• Task: Output each entry below as it stands, leaving out every picture.

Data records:
=====

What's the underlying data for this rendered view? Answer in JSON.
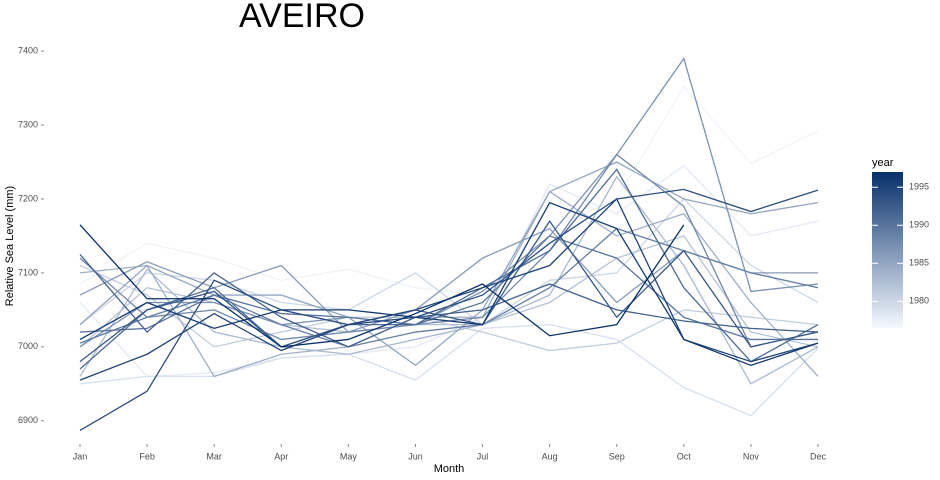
{
  "chart_data": {
    "type": "line",
    "title": "AVEIRO",
    "x_label": "Month",
    "y_label": "Relative Sea Level (mm)",
    "categories": [
      "Jan",
      "Feb",
      "Mar",
      "Apr",
      "May",
      "Jun",
      "Jul",
      "Aug",
      "Sep",
      "Oct",
      "Nov",
      "Dec"
    ],
    "ylim": [
      6874,
      7415
    ],
    "yticks": [
      6900,
      7000,
      7100,
      7200,
      7300,
      7400
    ],
    "grid": false,
    "colorbar": {
      "title": "year",
      "lim": [
        1976.5,
        1997
      ],
      "ticks": [
        1980,
        1985,
        1990,
        1995
      ],
      "low_color": "#f4f9fe",
      "high_color": "#08306b"
    },
    "series": [
      {
        "year": 1977,
        "values": [
          7085,
          7140,
          7120,
          7090,
          7105,
          7080,
          7070,
          7160,
          7200,
          7352,
          7248,
          7292
        ]
      },
      {
        "year": 1978,
        "values": [
          7060,
          6960,
          6965,
          6985,
          6990,
          7000,
          7040,
          7220,
          7180,
          7245,
          7150,
          7170
        ]
      },
      {
        "year": 1979,
        "values": [
          6950,
          6960,
          6960,
          6985,
          6990,
          6955,
          7025,
          7030,
          7010,
          6945,
          6907,
          6998
        ]
      },
      {
        "year": 1980,
        "values": [
          7030,
          7100,
          7090,
          7060,
          7050,
          7100,
          7030,
          7090,
          7100,
          7200,
          7110,
          7060
        ]
      },
      {
        "year": 1981,
        "values": [
          7110,
          7070,
          7000,
          7020,
          7040,
          7040,
          7020,
          6995,
          7005,
          7050,
          7040,
          7030
        ]
      },
      {
        "year": 1982,
        "values": [
          7000,
          7080,
          7060,
          7030,
          7020,
          7030,
          7030,
          7060,
          7120,
          7150,
          7020,
          7000
        ]
      },
      {
        "year": 1983,
        "values": [
          6960,
          7105,
          7020,
          7000,
          6990,
          7010,
          7030,
          7070,
          7230,
          7110,
          6950,
          7000
        ]
      },
      {
        "year": 1984,
        "values": [
          7100,
          7110,
          6960,
          6990,
          7000,
          7040,
          7040,
          7210,
          7150,
          7180,
          7060,
          6960
        ]
      },
      {
        "year": 1985,
        "values": [
          7030,
          7110,
          7070,
          7070,
          7040,
          6975,
          7050,
          7210,
          7250,
          7200,
          7180,
          7195
        ]
      },
      {
        "year": 1986,
        "values": [
          7070,
          7115,
          7080,
          7110,
          7020,
          7050,
          7120,
          7160,
          7060,
          7130,
          7100,
          7100
        ]
      },
      {
        "year": 1987,
        "values": [
          7000,
          7060,
          7060,
          7030,
          7040,
          7030,
          7075,
          7150,
          7260,
          7390,
          7075,
          7085
        ]
      },
      {
        "year": 1988,
        "values": [
          7120,
          7040,
          7050,
          7010,
          7020,
          7030,
          7040,
          7130,
          7260,
          7190,
          7000,
          7020
        ]
      },
      {
        "year": 1989,
        "values": [
          7005,
          7040,
          7070,
          7030,
          7000,
          7020,
          7030,
          7080,
          7160,
          7130,
          7100,
          7080
        ]
      },
      {
        "year": 1990,
        "values": [
          7020,
          7025,
          7070,
          7045,
          7040,
          7030,
          7060,
          7150,
          7120,
          7040,
          7010,
          7010
        ]
      },
      {
        "year": 1991,
        "values": [
          6970,
          7050,
          7080,
          7000,
          7030,
          7030,
          7080,
          7130,
          7240,
          7080,
          6980,
          7030
        ]
      },
      {
        "year": 1992,
        "values": [
          7125,
          7020,
          7100,
          7040,
          7000,
          7040,
          7050,
          7085,
          7050,
          7035,
          7025,
          7020
        ]
      },
      {
        "year": 1993,
        "values": [
          6980,
          7050,
          7075,
          7000,
          7030,
          7050,
          7030,
          7170,
          7040,
          7130,
          7000,
          7020
        ]
      },
      {
        "year": 1994,
        "values": [
          6887,
          6940,
          7090,
          7050,
          7030,
          7040,
          7070,
          7140,
          7200,
          7213,
          7183,
          7212
        ]
      },
      {
        "year": 1995,
        "values": [
          6955,
          6990,
          7045,
          6995,
          7030,
          7050,
          7080,
          7110,
          7200,
          7010,
          6980,
          7005
        ]
      },
      {
        "year": 1996,
        "values": [
          7010,
          7060,
          7025,
          7050,
          7050,
          7040,
          7030,
          7195,
          7160,
          7010,
          6975,
          7005
        ]
      },
      {
        "year": 1997,
        "values": [
          7165,
          7065,
          7065,
          7000,
          7010,
          7045,
          7085,
          7015,
          7030,
          7165,
          null,
          null
        ]
      }
    ]
  }
}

=====

• Solution to this exercise:
What's the underlying data for this rendered view? Answer in JSON.
{
  "chart_data": {
    "type": "line",
    "title": "AVEIRO",
    "x_label": "Month",
    "y_label": "Relative Sea Level (mm)",
    "categories": [
      "Jan",
      "Feb",
      "Mar",
      "Apr",
      "May",
      "Jun",
      "Jul",
      "Aug",
      "Sep",
      "Oct",
      "Nov",
      "Dec"
    ],
    "ylim": [
      6874,
      7415
    ],
    "yticks": [
      6900,
      7000,
      7100,
      7200,
      7300,
      7400
    ],
    "grid": false,
    "colorbar": {
      "title": "year",
      "lim": [
        1976.5,
        1997
      ],
      "ticks": [
        1980,
        1985,
        1990,
        1995
      ],
      "low_color": "#f4f9fe",
      "high_color": "#08306b"
    },
    "series": [
      {
        "year": 1977,
        "values": [
          7085,
          7140,
          7120,
          7090,
          7105,
          7080,
          7070,
          7160,
          7200,
          7352,
          7248,
          7292
        ]
      },
      {
        "year": 1978,
        "values": [
          7060,
          6960,
          6965,
          6985,
          6990,
          7000,
          7040,
          7220,
          7180,
          7245,
          7150,
          7170
        ]
      },
      {
        "year": 1979,
        "values": [
          6950,
          6960,
          6960,
          6985,
          6990,
          6955,
          7025,
          7030,
          7010,
          6945,
          6907,
          6998
        ]
      },
      {
        "year": 1980,
        "values": [
          7030,
          7100,
          7090,
          7060,
          7050,
          7100,
          7030,
          7090,
          7100,
          7200,
          7110,
          7060
        ]
      },
      {
        "year": 1981,
        "values": [
          7110,
          7070,
          7000,
          7020,
          7040,
          7040,
          7020,
          6995,
          7005,
          7050,
          7040,
          7030
        ]
      },
      {
        "year": 1982,
        "values": [
          7000,
          7080,
          7060,
          7030,
          7020,
          7030,
          7030,
          7060,
          7120,
          7150,
          7020,
          7000
        ]
      },
      {
        "year": 1983,
        "values": [
          6960,
          7105,
          7020,
          7000,
          6990,
          7010,
          7030,
          7070,
          7230,
          7110,
          6950,
          7000
        ]
      },
      {
        "year": 1984,
        "values": [
          7100,
          7110,
          6960,
          6990,
          7000,
          7040,
          7040,
          7210,
          7150,
          7180,
          7060,
          6960
        ]
      },
      {
        "year": 1985,
        "values": [
          7030,
          7110,
          7070,
          7070,
          7040,
          6975,
          7050,
          7210,
          7250,
          7200,
          7180,
          7195
        ]
      },
      {
        "year": 1986,
        "values": [
          7070,
          7115,
          7080,
          7110,
          7020,
          7050,
          7120,
          7160,
          7060,
          7130,
          7100,
          7100
        ]
      },
      {
        "year": 1987,
        "values": [
          7000,
          7060,
          7060,
          7030,
          7040,
          7030,
          7075,
          7150,
          7260,
          7390,
          7075,
          7085
        ]
      },
      {
        "year": 1988,
        "values": [
          7120,
          7040,
          7050,
          7010,
          7020,
          7030,
          7040,
          7130,
          7260,
          7190,
          7000,
          7020
        ]
      },
      {
        "year": 1989,
        "values": [
          7005,
          7040,
          7070,
          7030,
          7000,
          7020,
          7030,
          7080,
          7160,
          7130,
          7100,
          7080
        ]
      },
      {
        "year": 1990,
        "values": [
          7020,
          7025,
          7070,
          7045,
          7040,
          7030,
          7060,
          7150,
          7120,
          7040,
          7010,
          7010
        ]
      },
      {
        "year": 1991,
        "values": [
          6970,
          7050,
          7080,
          7000,
          7030,
          7030,
          7080,
          7130,
          7240,
          7080,
          6980,
          7030
        ]
      },
      {
        "year": 1992,
        "values": [
          7125,
          7020,
          7100,
          7040,
          7000,
          7040,
          7050,
          7085,
          7050,
          7035,
          7025,
          7020
        ]
      },
      {
        "year": 1993,
        "values": [
          6980,
          7050,
          7075,
          7000,
          7030,
          7050,
          7030,
          7170,
          7040,
          7130,
          7000,
          7020
        ]
      },
      {
        "year": 1994,
        "values": [
          6887,
          6940,
          7090,
          7050,
          7030,
          7040,
          7070,
          7140,
          7200,
          7213,
          7183,
          7212
        ]
      },
      {
        "year": 1995,
        "values": [
          6955,
          6990,
          7045,
          6995,
          7030,
          7050,
          7080,
          7110,
          7200,
          7010,
          6980,
          7005
        ]
      },
      {
        "year": 1996,
        "values": [
          7010,
          7060,
          7025,
          7050,
          7050,
          7040,
          7030,
          7195,
          7160,
          7010,
          6975,
          7005
        ]
      },
      {
        "year": 1997,
        "values": [
          7165,
          7065,
          7065,
          7000,
          7010,
          7045,
          7085,
          7015,
          7030,
          7165,
          null,
          null
        ]
      }
    ]
  }
}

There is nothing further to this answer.